> _Task goal_: Replace each occurrence of "scatter-point" in the material below with "data-marker". Reproduce every line with nothing else altered.

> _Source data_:
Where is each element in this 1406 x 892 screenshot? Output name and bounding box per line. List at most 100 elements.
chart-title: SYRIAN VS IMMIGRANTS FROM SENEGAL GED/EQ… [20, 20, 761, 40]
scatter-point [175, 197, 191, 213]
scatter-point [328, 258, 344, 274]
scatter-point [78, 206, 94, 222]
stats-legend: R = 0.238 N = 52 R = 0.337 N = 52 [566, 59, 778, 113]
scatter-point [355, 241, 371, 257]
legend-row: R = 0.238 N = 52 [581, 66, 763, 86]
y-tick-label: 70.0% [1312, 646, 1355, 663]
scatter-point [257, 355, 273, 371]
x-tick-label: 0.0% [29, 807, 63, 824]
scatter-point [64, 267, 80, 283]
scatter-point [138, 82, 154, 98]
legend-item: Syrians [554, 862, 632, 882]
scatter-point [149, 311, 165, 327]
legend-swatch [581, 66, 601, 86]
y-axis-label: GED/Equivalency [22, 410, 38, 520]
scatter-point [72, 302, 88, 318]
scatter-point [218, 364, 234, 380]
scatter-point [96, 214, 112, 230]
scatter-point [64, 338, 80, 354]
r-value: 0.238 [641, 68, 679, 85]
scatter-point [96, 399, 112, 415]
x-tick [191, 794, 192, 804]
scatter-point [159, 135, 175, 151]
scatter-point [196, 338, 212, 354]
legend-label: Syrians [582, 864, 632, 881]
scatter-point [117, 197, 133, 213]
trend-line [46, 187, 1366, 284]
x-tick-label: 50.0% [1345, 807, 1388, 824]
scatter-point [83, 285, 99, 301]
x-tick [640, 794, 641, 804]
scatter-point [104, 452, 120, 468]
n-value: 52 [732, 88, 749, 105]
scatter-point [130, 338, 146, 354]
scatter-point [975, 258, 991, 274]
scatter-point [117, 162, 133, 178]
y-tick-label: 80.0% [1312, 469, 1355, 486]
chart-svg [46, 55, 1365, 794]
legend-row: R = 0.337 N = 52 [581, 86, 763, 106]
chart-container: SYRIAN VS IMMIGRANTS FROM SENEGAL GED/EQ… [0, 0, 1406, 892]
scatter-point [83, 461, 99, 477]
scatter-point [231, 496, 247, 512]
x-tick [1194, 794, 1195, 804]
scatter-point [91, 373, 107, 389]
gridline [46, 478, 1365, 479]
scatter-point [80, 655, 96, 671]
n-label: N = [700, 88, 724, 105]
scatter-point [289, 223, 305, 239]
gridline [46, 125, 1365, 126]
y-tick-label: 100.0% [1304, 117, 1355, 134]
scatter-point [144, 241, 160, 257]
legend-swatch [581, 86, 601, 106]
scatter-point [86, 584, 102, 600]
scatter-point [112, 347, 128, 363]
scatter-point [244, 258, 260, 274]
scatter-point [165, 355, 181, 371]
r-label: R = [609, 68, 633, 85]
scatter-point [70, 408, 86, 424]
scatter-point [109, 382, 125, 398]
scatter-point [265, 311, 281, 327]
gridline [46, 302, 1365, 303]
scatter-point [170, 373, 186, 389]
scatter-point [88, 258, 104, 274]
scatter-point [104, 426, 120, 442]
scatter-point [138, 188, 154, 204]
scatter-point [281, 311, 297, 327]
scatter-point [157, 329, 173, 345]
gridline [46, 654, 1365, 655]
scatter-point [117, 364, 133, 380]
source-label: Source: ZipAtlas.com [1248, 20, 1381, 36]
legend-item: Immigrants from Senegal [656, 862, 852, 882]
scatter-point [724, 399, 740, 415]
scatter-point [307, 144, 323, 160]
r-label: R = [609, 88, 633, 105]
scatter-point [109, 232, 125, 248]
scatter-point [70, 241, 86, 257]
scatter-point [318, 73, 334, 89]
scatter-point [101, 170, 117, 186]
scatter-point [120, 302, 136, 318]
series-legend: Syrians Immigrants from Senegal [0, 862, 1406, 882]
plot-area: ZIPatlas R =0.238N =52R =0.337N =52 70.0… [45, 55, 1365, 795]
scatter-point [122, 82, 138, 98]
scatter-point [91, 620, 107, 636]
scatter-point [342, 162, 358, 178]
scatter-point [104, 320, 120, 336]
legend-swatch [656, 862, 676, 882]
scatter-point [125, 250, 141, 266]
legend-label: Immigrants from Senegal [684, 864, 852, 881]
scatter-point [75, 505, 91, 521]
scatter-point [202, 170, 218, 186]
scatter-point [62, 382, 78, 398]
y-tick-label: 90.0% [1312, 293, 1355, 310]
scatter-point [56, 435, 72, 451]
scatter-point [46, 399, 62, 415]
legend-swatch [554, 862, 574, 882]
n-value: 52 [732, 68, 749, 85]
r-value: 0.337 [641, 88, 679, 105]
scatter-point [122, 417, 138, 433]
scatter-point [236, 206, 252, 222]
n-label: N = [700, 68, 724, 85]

> _Solution to this task_:
Where is each element in this 1406 x 892 screenshot? Output name and bounding box per line. List at most 100 elements.
chart-title: SYRIAN VS IMMIGRANTS FROM SENEGAL GED/EQ… [20, 20, 761, 40]
data-marker [175, 197, 191, 213]
data-marker [328, 258, 344, 274]
data-marker [78, 206, 94, 222]
stats-legend: R = 0.238 N = 52 R = 0.337 N = 52 [566, 59, 778, 113]
data-marker [355, 241, 371, 257]
legend-row: R = 0.238 N = 52 [581, 66, 763, 86]
y-tick-label: 70.0% [1312, 646, 1355, 663]
data-marker [257, 355, 273, 371]
x-tick-label: 0.0% [29, 807, 63, 824]
data-marker [64, 267, 80, 283]
data-marker [138, 82, 154, 98]
legend-item: Syrians [554, 862, 632, 882]
data-marker [149, 311, 165, 327]
legend-swatch [581, 66, 601, 86]
y-axis-label: GED/Equivalency [22, 410, 38, 520]
data-marker [72, 302, 88, 318]
data-marker [218, 364, 234, 380]
data-marker [96, 214, 112, 230]
data-marker [64, 338, 80, 354]
r-value: 0.238 [641, 68, 679, 85]
data-marker [96, 399, 112, 415]
x-tick [191, 794, 192, 804]
data-marker [159, 135, 175, 151]
data-marker [196, 338, 212, 354]
legend-label: Syrians [582, 864, 632, 881]
data-marker [117, 197, 133, 213]
trend-line [46, 187, 1366, 284]
x-tick-label: 50.0% [1345, 807, 1388, 824]
data-marker [83, 285, 99, 301]
x-tick [640, 794, 641, 804]
data-marker [104, 452, 120, 468]
n-value: 52 [732, 88, 749, 105]
data-marker [130, 338, 146, 354]
data-marker [975, 258, 991, 274]
data-marker [117, 162, 133, 178]
y-tick-label: 80.0% [1312, 469, 1355, 486]
chart-svg [46, 55, 1365, 794]
legend-row: R = 0.337 N = 52 [581, 86, 763, 106]
chart-container: SYRIAN VS IMMIGRANTS FROM SENEGAL GED/EQ… [0, 0, 1406, 892]
data-marker [83, 461, 99, 477]
data-marker [231, 496, 247, 512]
x-tick [1194, 794, 1195, 804]
data-marker [91, 373, 107, 389]
gridline [46, 478, 1365, 479]
data-marker [80, 655, 96, 671]
n-label: N = [700, 88, 724, 105]
data-marker [289, 223, 305, 239]
gridline [46, 125, 1365, 126]
y-tick-label: 100.0% [1304, 117, 1355, 134]
data-marker [144, 241, 160, 257]
legend-swatch [581, 86, 601, 106]
data-marker [86, 584, 102, 600]
data-marker [112, 347, 128, 363]
data-marker [244, 258, 260, 274]
data-marker [165, 355, 181, 371]
r-label: R = [609, 68, 633, 85]
data-marker [70, 408, 86, 424]
data-marker [109, 382, 125, 398]
data-marker [265, 311, 281, 327]
gridline [46, 302, 1365, 303]
data-marker [170, 373, 186, 389]
data-marker [88, 258, 104, 274]
data-marker [104, 426, 120, 442]
data-marker [138, 188, 154, 204]
data-marker [281, 311, 297, 327]
data-marker [157, 329, 173, 345]
gridline [46, 654, 1365, 655]
data-marker [117, 364, 133, 380]
source-label: Source: ZipAtlas.com [1248, 20, 1381, 36]
legend-item: Immigrants from Senegal [656, 862, 852, 882]
data-marker [724, 399, 740, 415]
data-marker [307, 144, 323, 160]
r-label: R = [609, 88, 633, 105]
data-marker [109, 232, 125, 248]
data-marker [70, 241, 86, 257]
data-marker [318, 73, 334, 89]
data-marker [101, 170, 117, 186]
data-marker [120, 302, 136, 318]
series-legend: Syrians Immigrants from Senegal [0, 862, 1406, 882]
plot-area: ZIPatlas R =0.238N =52R =0.337N =52 70.0… [45, 55, 1365, 795]
data-marker [122, 82, 138, 98]
data-marker [91, 620, 107, 636]
data-marker [342, 162, 358, 178]
data-marker [104, 320, 120, 336]
legend-swatch [656, 862, 676, 882]
data-marker [125, 250, 141, 266]
legend-label: Immigrants from Senegal [684, 864, 852, 881]
data-marker [75, 505, 91, 521]
data-marker [202, 170, 218, 186]
data-marker [62, 382, 78, 398]
y-tick-label: 90.0% [1312, 293, 1355, 310]
data-marker [56, 435, 72, 451]
data-marker [46, 399, 62, 415]
legend-swatch [554, 862, 574, 882]
n-value: 52 [732, 68, 749, 85]
r-value: 0.337 [641, 88, 679, 105]
data-marker [122, 417, 138, 433]
data-marker [236, 206, 252, 222]
n-label: N = [700, 68, 724, 85]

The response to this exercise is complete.